--- start of Source data ---
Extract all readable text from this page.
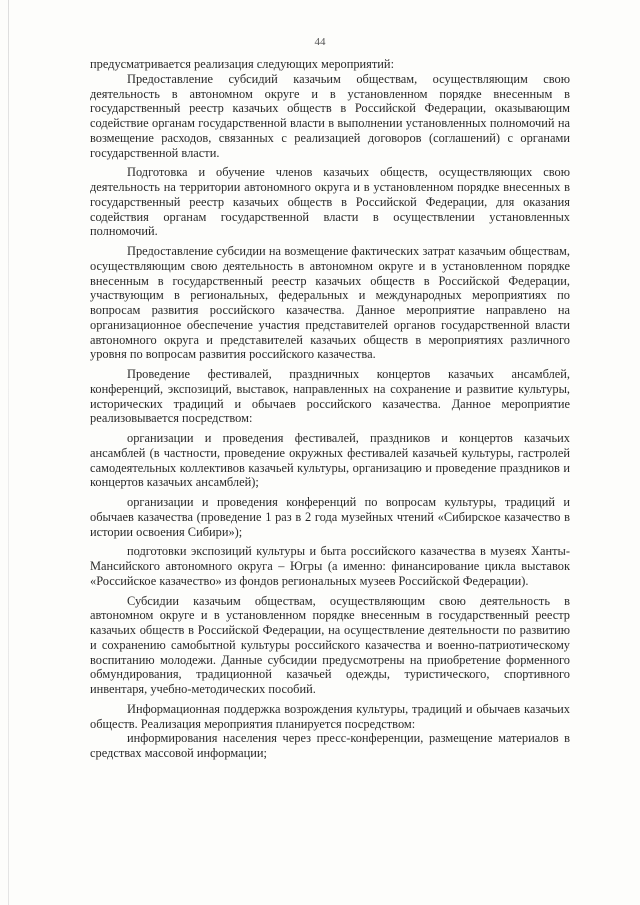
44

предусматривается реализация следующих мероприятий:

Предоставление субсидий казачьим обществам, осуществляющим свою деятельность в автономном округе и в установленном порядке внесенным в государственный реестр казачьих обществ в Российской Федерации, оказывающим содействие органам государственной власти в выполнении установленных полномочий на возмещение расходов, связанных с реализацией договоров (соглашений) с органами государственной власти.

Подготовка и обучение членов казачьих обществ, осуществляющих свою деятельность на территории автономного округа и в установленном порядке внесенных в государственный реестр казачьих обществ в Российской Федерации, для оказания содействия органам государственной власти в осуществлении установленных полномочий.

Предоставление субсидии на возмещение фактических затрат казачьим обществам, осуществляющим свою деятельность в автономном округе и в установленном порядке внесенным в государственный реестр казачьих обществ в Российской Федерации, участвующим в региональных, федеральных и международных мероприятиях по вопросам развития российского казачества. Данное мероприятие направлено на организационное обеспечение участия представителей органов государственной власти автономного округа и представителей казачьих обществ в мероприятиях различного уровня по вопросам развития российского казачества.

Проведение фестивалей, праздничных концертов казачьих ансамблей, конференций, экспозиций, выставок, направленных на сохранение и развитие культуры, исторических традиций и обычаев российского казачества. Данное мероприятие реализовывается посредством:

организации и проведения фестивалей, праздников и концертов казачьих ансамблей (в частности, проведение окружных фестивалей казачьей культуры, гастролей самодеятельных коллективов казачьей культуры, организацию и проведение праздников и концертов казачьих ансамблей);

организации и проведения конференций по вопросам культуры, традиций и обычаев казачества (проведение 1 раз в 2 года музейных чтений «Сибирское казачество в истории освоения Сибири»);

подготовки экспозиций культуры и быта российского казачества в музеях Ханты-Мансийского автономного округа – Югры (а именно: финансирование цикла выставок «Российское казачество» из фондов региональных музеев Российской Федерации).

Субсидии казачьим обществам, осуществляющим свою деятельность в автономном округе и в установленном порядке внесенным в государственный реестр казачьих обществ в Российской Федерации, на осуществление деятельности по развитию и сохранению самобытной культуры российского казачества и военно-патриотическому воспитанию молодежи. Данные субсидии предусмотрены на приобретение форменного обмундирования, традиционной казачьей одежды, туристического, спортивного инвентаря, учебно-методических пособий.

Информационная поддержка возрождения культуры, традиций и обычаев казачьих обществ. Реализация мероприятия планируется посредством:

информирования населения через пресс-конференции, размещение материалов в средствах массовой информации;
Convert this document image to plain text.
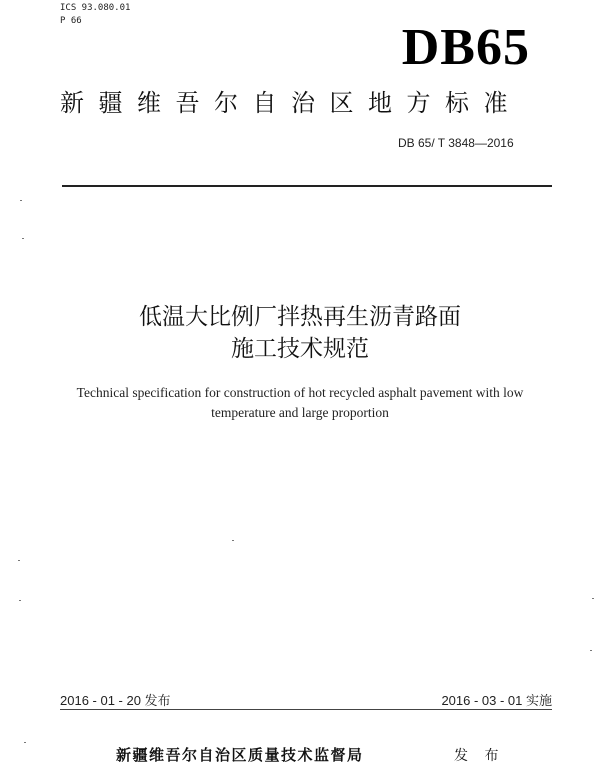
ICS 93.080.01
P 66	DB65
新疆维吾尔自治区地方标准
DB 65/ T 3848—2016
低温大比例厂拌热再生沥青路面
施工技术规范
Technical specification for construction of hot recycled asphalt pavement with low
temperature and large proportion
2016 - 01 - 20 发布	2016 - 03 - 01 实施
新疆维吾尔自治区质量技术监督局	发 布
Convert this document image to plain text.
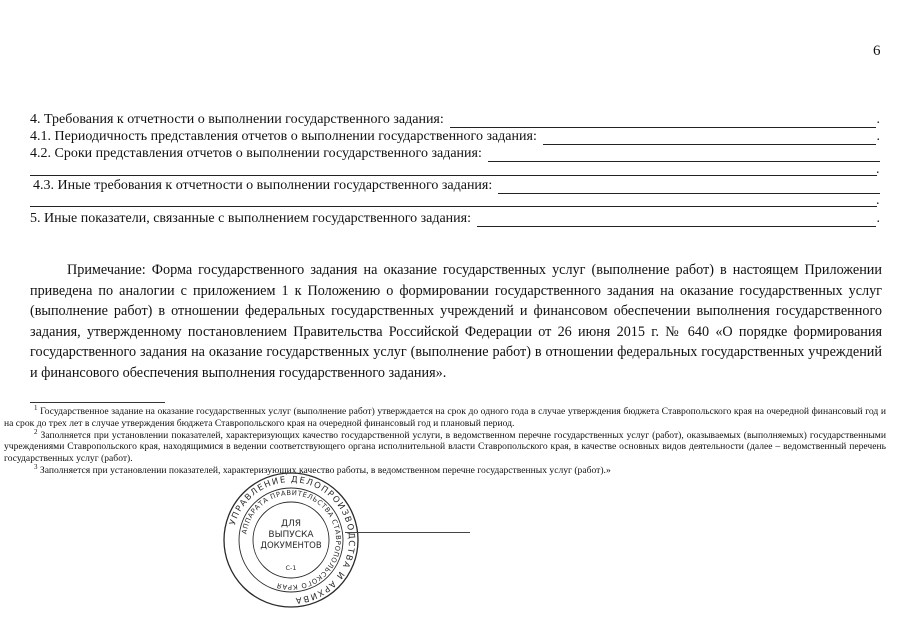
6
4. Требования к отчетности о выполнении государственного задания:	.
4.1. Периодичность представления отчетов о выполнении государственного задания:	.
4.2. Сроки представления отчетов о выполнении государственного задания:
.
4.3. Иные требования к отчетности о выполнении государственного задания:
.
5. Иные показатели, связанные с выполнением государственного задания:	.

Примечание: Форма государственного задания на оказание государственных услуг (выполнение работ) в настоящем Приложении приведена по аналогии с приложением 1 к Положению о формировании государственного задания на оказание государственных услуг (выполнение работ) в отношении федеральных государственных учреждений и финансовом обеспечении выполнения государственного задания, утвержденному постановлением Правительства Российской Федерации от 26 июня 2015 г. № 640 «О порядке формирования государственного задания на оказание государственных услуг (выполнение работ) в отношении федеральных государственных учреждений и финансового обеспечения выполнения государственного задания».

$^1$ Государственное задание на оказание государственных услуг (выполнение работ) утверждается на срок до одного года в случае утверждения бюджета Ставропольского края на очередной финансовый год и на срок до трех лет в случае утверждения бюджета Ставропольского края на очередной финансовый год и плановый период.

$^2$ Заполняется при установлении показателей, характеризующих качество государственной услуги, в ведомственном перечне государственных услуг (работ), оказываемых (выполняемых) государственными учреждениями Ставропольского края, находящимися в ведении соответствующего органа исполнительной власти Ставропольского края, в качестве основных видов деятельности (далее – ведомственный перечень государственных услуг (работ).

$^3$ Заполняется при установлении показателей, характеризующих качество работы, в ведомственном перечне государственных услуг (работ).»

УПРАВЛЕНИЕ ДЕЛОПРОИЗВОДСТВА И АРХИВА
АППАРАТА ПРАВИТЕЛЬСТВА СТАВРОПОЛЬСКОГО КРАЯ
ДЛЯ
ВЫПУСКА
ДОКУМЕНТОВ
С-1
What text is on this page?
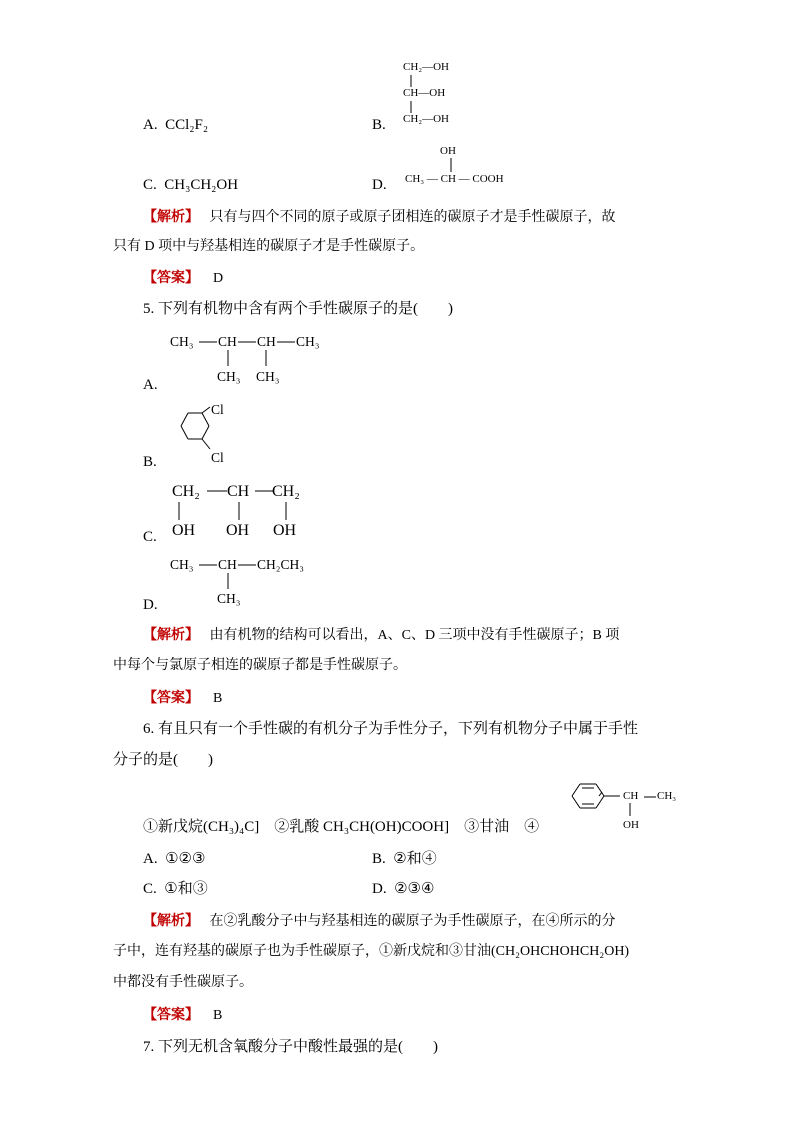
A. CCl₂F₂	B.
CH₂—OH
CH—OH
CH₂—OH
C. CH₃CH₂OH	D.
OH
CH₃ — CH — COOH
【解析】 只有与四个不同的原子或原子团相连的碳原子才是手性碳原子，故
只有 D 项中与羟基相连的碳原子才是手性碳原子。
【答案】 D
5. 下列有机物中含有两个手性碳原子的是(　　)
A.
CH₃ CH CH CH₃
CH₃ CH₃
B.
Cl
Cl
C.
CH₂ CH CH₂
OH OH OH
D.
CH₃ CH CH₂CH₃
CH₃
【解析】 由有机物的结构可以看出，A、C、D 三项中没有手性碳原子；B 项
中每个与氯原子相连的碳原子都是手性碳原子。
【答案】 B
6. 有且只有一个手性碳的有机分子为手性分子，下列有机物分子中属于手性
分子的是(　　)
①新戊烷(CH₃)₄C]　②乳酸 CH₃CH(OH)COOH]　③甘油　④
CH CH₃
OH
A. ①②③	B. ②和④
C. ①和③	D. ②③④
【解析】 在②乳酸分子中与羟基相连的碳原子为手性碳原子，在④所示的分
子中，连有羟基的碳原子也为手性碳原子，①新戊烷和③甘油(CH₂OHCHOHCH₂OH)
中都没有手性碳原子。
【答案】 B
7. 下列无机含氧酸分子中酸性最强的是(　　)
--- end of Source data ---
Written instruction => Repeat the data above exactly, but not the pictures.

The response =>
Extract all readable text from this page.
44

предусматривается реализация следующих мероприятий:

Предоставление субсидий казачьим обществам, осуществляющим свою деятельность в автономном округе и в установленном порядке внесенным в государственный реестр казачьих обществ в Российской Федерации, оказывающим содействие органам государственной власти в выполнении установленных полномочий на возмещение расходов, связанных с реализацией договоров (соглашений) с органами государственной власти.

Подготовка и обучение членов казачьих обществ, осуществляющих свою деятельность на территории автономного округа и в установленном порядке внесенных в государственный реестр казачьих обществ в Российской Федерации, для оказания содействия органам государственной власти в осуществлении установленных полномочий.

Предоставление субсидии на возмещение фактических затрат казачьим обществам, осуществляющим свою деятельность в автономном округе и в установленном порядке внесенным в государственный реестр казачьих обществ в Российской Федерации, участвующим в региональных, федеральных и международных мероприятиях по вопросам развития российского казачества. Данное мероприятие направлено на организационное обеспечение участия представителей органов государственной власти автономного округа и представителей казачьих обществ в мероприятиях различного уровня по вопросам развития российского казачества.

Проведение фестивалей, праздничных концертов казачьих ансамблей, конференций, экспозиций, выставок, направленных на сохранение и развитие культуры, исторических традиций и обычаев российского казачества. Данное мероприятие реализовывается посредством:

организации и проведения фестивалей, праздников и концертов казачьих ансамблей (в частности, проведение окружных фестивалей казачьей культуры, гастролей самодеятельных коллективов казачьей культуры, организацию и проведение праздников и концертов казачьих ансамблей);

организации и проведения конференций по вопросам культуры, традиций и обычаев казачества (проведение 1 раз в 2 года музейных чтений «Сибирское казачество в истории освоения Сибири»);

подготовки экспозиций культуры и быта российского казачества в музеях Ханты-Мансийского автономного округа – Югры (а именно: финансирование цикла выставок «Российское казачество» из фондов региональных музеев Российской Федерации).

Субсидии казачьим обществам, осуществляющим свою деятельность в автономном округе и в установленном порядке внесенным в государственный реестр казачьих обществ в Российской Федерации, на осуществление деятельности по развитию и сохранению самобытной культуры российского казачества и военно-патриотическому воспитанию молодежи. Данные субсидии предусмотрены на приобретение форменного обмундирования, традиционной казачьей одежды, туристического, спортивного инвентаря, учебно-методических пособий.

Информационная поддержка возрождения культуры, традиций и обычаев казачьих обществ. Реализация мероприятия планируется посредством:

информирования населения через пресс-конференции, размещение материалов в средствах массовой информации;
Convert this document image to plain text.
ICS 93.080.01
P 66	DB65
新疆维吾尔自治区地方标准
DB 65/ T 3848—2016
低温大比例厂拌热再生沥青路面
施工技术规范
Technical specification for construction of hot recycled asphalt pavement with low
temperature and large proportion
2016 - 01 - 20 发布	2016 - 03 - 01 实施
新疆维吾尔自治区质量技术监督局	发 布
Convert this document image to plain text.
6
4. Требования к отчетности о выполнении государственного задания:	.
4.1. Периодичность представления отчетов о выполнении государственного задания:	.
4.2. Сроки представления отчетов о выполнении государственного задания:
.
4.3. Иные требования к отчетности о выполнении государственного задания:
.
5. Иные показатели, связанные с выполнением государственного задания:	.

Примечание: Форма государственного задания на оказание государственных услуг (выполнение работ) в настоящем Приложении приведена по аналогии с приложением 1 к Положению о формировании государственного задания на оказание государственных услуг (выполнение работ) в отношении федеральных государственных учреждений и финансовом обеспечении выполнения государственного задания, утвержденному постановлением Правительства Российской Федерации от 26 июня 2015 г. № 640 «О порядке формирования государственного задания на оказание государственных услуг (выполнение работ) в отношении федеральных государственных учреждений и финансового обеспечения выполнения государственного задания».

$^1$ Государственное задание на оказание государственных услуг (выполнение работ) утверждается на срок до одного года в случае утверждения бюджета Ставропольского края на очередной финансовый год и на срок до трех лет в случае утверждения бюджета Ставропольского края на очередной финансовый год и плановый период.

$^2$ Заполняется при установлении показателей, характеризующих качество государственной услуги, в ведомственном перечне государственных услуг (работ), оказываемых (выполняемых) государственными учреждениями Ставропольского края, находящимися в ведении соответствующего органа исполнительной власти Ставропольского края, в качестве основных видов деятельности (далее – ведомственный перечень государственных услуг (работ).

$^3$ Заполняется при установлении показателей, характеризующих качество работы, в ведомственном перечне государственных услуг (работ).»

УПРАВЛЕНИЕ ДЕЛОПРОИЗВОДСТВА И АРХИВА
АППАРАТА ПРАВИТЕЛЬСТВА СТАВРОПОЛЬСКОГО КРАЯ
ДЛЯ
ВЫПУСКА
ДОКУМЕНТОВ
С-1
What text is on this page?
A. CCl₂F₂	B.
CH₂—OH
CH—OH
CH₂—OH
C. CH₃CH₂OH	D.
OH
CH₃ — CH — COOH
【解析】 只有与四个不同的原子或原子团相连的碳原子才是手性碳原子，故
只有 D 项中与羟基相连的碳原子才是手性碳原子。
【答案】 D
5. 下列有机物中含有两个手性碳原子的是(　　)
A.
CH₃ CH CH CH₃
CH₃ CH₃
B.
Cl
Cl
C.
CH₂ CH CH₂
OH OH OH
D.
CH₃ CH CH₂CH₃
CH₃
【解析】 由有机物的结构可以看出，A、C、D 三项中没有手性碳原子；B 项
中每个与氯原子相连的碳原子都是手性碳原子。
【答案】 B
6. 有且只有一个手性碳的有机分子为手性分子，下列有机物分子中属于手性
分子的是(　　)
①新戊烷(CH₃)₄C]　②乳酸 CH₃CH(OH)COOH]　③甘油　④
CH CH₃
OH
A. ①②③	B. ②和④
C. ①和③	D. ②③④
【解析】 在②乳酸分子中与羟基相连的碳原子为手性碳原子，在④所示的分
子中，连有羟基的碳原子也为手性碳原子，①新戊烷和③甘油(CH₂OHCHOHCH₂OH)
中都没有手性碳原子。
【答案】 B
7. 下列无机含氧酸分子中酸性最强的是(　　)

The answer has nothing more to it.